• **What needs to be done**
From the records below, give the number of lines that contain the string "道德教育在幼儿的成长过程中起着非常重要的作用", without any other text.
++++
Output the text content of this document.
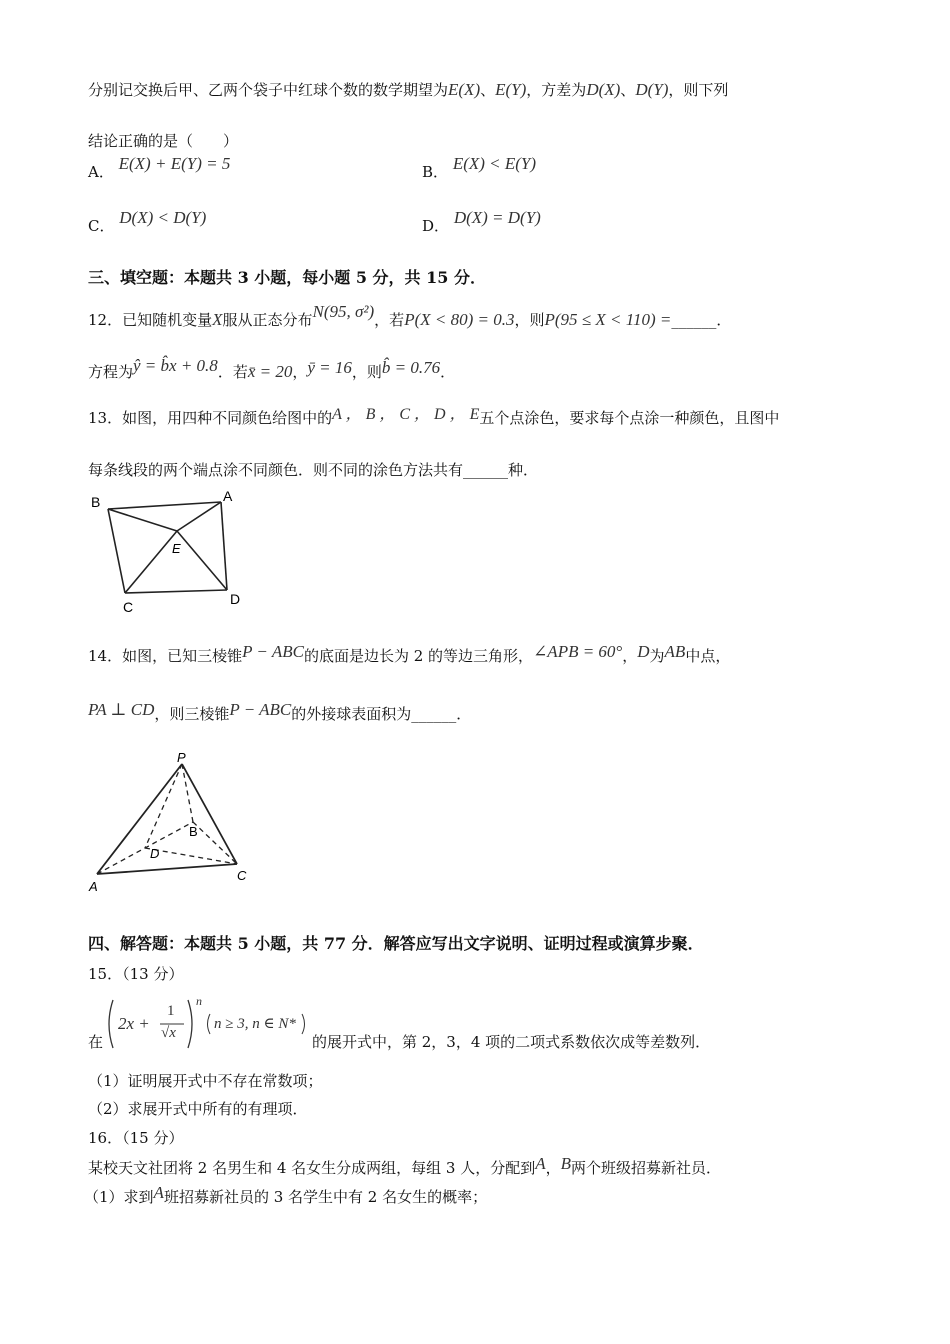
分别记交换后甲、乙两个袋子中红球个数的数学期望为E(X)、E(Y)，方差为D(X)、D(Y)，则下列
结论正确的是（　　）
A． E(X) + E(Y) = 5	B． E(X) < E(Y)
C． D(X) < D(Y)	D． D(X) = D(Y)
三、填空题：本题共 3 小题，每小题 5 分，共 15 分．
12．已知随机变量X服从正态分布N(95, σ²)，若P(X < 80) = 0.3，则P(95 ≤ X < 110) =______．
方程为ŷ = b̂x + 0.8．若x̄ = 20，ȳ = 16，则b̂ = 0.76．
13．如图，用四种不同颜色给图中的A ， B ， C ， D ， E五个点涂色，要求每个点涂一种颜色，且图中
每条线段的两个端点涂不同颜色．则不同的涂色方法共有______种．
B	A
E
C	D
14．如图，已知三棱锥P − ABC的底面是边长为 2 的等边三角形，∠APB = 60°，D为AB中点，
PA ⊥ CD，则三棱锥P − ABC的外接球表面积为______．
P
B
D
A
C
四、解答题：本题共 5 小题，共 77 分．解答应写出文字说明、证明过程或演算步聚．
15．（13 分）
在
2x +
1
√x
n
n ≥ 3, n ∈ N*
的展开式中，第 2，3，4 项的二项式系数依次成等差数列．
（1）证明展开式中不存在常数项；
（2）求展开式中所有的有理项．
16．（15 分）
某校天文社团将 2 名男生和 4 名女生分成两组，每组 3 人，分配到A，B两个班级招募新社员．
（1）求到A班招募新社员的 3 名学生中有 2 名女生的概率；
++++
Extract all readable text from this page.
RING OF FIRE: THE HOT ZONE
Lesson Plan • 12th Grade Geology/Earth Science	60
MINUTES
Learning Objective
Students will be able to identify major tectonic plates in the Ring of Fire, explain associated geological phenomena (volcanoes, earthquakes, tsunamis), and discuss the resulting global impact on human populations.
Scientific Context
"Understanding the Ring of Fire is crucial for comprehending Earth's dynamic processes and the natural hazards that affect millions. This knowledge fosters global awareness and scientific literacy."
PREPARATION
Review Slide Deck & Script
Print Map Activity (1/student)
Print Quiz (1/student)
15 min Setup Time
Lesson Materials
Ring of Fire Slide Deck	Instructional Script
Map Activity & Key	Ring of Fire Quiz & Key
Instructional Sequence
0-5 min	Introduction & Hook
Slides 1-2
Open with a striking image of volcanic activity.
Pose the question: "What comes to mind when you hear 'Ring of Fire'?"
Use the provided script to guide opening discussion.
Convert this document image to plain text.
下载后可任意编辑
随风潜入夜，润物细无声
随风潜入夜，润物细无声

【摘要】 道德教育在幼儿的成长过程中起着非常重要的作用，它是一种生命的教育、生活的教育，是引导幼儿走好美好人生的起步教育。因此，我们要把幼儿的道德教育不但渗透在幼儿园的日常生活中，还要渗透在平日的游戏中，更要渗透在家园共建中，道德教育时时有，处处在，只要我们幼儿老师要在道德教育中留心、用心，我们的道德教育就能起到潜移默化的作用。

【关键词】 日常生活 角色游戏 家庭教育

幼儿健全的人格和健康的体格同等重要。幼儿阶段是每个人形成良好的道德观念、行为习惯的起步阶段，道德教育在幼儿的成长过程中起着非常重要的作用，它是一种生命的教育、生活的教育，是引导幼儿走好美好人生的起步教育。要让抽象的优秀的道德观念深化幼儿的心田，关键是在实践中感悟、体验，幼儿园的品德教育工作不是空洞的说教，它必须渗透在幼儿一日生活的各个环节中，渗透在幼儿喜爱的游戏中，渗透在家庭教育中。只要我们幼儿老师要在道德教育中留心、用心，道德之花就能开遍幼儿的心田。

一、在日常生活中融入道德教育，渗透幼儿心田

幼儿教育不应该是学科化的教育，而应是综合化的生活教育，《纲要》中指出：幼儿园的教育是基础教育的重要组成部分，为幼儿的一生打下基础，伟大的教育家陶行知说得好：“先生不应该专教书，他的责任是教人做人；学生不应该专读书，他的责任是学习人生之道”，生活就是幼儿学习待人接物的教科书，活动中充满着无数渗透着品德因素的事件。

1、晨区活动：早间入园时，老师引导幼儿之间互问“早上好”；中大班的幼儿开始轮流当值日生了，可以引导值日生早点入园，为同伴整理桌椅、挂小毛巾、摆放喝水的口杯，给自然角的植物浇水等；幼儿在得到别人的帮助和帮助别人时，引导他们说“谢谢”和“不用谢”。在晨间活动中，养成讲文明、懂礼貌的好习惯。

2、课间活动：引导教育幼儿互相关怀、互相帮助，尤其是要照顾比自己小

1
++++
• **Output for this exercise**
2